- [TASK GOAL] The records underneath are to be repeated exactly, with the pictures left out.

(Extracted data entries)

-- begin --

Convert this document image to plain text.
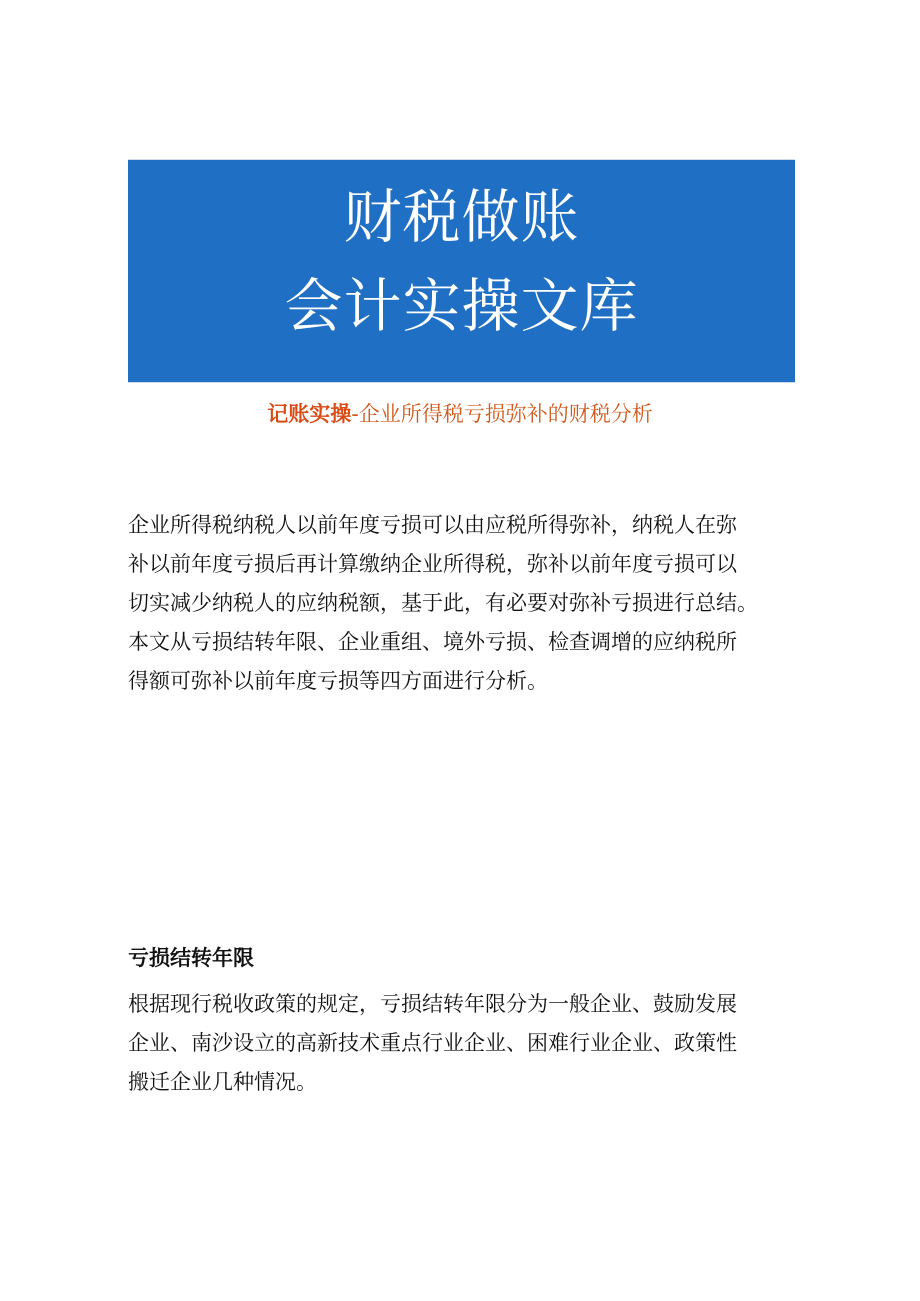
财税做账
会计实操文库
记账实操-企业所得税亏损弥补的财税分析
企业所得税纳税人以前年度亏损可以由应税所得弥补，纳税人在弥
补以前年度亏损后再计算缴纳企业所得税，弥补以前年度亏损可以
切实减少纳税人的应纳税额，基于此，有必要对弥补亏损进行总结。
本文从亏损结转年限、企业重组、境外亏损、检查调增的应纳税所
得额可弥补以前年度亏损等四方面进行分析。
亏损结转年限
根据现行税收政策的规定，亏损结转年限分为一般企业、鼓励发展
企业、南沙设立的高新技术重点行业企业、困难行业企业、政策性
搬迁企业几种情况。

-- end --

- [ANSWER FOR THIS EXERCISE]
Convert this document image to plain text.
财税做账
会计实操文库
记账实操-企业所得税亏损弥补的财税分析
企业所得税纳税人以前年度亏损可以由应税所得弥补，纳税人在弥
补以前年度亏损后再计算缴纳企业所得税，弥补以前年度亏损可以
切实减少纳税人的应纳税额，基于此，有必要对弥补亏损进行总结。
本文从亏损结转年限、企业重组、境外亏损、检查调增的应纳税所
得额可弥补以前年度亏损等四方面进行分析。
亏损结转年限
根据现行税收政策的规定，亏损结转年限分为一般企业、鼓励发展
企业、南沙设立的高新技术重点行业企业、困难行业企业、政策性
搬迁企业几种情况。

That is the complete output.